* EXERCISE TASKS:
A. List every school or seminary that the passage about Adolph John Paschang says he studied at.
B. From the passage about Adolph John Paschang, copy word for word the part that opens with the words containing "Adolph John Paschang, MM" and closes with "early 20th century.".

Adolph John Paschang, MM (柏增, 16 April 1895 – 3 February 1968) was an American Catholic prelate who served as Bishop of Jiangmen from 1946 until his death in 1968. He was a member of the Maryknoll Society and a relief worker and educator in southern China during the early 20th century.

== Early life ==
Adolph John Paschang was born in Martinsburg, Audrain County, Missouri. He grew up on a farm there, studied at Campion College of the Sacred Heart (1916; later Campion High School), then at St. Louis University High School in St. Louis, then at Kenrick Seminary in St. Louis. He joined the newly founded Catholic Foreign Mission Society of America, commonly known as the Maryknoll Fathers and Brothers, and was ordained a priest on 21 May 1921. After being ordained a priest, Paschang was immediately sent off to Kongmoon (now known as Jiangmen), China.

* LISTED RECORDS:

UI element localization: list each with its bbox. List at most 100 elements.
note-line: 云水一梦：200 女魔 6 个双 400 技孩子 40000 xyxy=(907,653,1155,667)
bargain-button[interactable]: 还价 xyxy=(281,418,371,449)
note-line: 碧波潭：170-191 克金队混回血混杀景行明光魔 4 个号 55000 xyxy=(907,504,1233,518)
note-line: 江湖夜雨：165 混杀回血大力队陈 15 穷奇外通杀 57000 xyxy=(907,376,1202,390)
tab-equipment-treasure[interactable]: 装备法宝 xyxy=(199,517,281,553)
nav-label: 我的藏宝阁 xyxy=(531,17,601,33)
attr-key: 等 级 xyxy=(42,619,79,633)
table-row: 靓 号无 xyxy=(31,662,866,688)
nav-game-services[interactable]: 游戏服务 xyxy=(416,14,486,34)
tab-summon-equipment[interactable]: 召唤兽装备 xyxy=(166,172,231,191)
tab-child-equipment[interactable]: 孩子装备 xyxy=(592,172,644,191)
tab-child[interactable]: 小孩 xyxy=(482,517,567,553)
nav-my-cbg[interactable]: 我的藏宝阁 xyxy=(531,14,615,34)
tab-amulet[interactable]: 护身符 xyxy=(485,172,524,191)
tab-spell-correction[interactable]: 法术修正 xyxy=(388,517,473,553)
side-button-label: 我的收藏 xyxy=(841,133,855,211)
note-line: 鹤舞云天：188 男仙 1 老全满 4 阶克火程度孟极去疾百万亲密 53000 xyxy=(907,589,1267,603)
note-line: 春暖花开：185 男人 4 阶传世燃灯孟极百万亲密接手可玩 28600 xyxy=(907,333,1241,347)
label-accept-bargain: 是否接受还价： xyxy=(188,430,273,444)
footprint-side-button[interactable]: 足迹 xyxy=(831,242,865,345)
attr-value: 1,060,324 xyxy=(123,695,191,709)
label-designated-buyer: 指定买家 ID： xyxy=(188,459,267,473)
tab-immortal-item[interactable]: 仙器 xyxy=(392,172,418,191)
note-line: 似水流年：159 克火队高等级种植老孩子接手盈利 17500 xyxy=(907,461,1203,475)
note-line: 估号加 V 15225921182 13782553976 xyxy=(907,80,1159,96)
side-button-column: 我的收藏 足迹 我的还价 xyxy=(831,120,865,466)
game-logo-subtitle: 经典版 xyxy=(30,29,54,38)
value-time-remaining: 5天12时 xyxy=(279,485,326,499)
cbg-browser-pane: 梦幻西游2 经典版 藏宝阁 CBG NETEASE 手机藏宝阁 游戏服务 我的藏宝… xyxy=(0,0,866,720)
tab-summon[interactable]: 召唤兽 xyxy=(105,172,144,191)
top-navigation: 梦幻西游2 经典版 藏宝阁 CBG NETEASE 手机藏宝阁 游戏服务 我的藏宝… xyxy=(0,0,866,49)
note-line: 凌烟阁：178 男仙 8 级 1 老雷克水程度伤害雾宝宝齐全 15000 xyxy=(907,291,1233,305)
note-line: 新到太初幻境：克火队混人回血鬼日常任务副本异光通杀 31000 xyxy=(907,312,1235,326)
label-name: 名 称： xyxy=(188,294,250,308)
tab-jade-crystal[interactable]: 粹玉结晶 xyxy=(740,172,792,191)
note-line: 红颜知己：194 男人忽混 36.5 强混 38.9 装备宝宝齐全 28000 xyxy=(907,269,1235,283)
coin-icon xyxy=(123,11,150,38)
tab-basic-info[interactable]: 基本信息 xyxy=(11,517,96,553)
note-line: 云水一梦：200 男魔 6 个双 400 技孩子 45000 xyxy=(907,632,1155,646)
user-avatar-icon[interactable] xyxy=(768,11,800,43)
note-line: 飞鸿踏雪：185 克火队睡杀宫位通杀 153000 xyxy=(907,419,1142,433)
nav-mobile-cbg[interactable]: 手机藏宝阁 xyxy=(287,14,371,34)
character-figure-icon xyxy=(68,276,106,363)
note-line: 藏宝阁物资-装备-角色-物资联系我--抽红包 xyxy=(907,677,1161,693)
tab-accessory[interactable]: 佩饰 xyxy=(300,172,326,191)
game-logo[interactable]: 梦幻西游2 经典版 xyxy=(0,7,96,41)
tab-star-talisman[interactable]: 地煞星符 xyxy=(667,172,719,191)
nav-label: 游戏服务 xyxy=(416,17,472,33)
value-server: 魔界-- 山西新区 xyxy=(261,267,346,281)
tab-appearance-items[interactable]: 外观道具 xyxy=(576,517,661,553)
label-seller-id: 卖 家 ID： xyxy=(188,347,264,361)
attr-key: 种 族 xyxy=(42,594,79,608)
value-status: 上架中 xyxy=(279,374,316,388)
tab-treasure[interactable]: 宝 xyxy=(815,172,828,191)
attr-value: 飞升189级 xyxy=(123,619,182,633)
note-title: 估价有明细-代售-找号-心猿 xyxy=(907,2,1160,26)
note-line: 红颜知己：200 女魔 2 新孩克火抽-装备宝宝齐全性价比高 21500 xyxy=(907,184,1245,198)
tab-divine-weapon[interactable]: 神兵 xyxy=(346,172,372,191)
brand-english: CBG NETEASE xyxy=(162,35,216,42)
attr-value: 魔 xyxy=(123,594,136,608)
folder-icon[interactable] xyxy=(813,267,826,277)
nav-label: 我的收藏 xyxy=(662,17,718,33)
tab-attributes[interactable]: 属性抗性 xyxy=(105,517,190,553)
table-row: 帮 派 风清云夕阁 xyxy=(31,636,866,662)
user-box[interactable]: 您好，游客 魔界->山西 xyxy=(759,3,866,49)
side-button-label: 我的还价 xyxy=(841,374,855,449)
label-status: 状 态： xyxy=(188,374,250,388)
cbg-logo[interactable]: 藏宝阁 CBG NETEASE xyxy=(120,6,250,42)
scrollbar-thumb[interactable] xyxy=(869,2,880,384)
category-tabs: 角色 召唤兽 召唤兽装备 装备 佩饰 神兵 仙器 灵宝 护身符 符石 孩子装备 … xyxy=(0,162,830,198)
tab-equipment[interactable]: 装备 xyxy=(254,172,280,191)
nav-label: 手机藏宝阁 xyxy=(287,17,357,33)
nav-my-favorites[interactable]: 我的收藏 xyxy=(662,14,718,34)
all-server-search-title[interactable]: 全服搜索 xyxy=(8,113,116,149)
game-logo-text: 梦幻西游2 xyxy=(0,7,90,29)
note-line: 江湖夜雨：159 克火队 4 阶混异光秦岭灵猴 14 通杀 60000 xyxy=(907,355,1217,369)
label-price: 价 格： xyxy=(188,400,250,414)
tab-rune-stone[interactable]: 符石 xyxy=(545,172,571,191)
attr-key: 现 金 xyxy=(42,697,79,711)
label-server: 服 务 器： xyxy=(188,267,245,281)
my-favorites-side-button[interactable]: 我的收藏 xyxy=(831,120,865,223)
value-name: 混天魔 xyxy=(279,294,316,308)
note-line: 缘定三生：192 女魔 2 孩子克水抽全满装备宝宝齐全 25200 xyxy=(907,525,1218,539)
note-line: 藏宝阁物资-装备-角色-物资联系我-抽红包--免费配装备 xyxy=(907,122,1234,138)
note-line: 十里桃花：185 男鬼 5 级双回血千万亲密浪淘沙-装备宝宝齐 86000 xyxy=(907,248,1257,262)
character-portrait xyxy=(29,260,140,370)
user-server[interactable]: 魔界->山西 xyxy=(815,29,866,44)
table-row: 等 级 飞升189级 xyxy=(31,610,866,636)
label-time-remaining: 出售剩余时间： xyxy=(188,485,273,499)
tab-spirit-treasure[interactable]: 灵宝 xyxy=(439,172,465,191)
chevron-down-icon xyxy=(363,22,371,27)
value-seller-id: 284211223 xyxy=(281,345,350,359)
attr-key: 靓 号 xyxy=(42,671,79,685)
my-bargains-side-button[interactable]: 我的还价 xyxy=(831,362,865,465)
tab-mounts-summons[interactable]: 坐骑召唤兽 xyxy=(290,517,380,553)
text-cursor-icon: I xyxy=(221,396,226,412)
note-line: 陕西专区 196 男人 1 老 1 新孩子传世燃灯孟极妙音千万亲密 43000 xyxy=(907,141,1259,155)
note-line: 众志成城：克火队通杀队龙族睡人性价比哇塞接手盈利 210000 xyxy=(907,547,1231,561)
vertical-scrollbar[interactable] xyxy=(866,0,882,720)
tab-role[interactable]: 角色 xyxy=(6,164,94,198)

* SOLUTIONS IN ORDER:
A. Campion College of the Sacred Heart, St. Louis University High School, Kenrick Seminary

B.
Adolph John Paschang, MM (柏增, 16 April 1895 – 3 February 1968) was an American Catholic prelate who served as Bishop of Jiangmen from 1946 until his death in 1968. He was a member of the Maryknoll Society and a relief worker and educator in southern China during the early 20th century.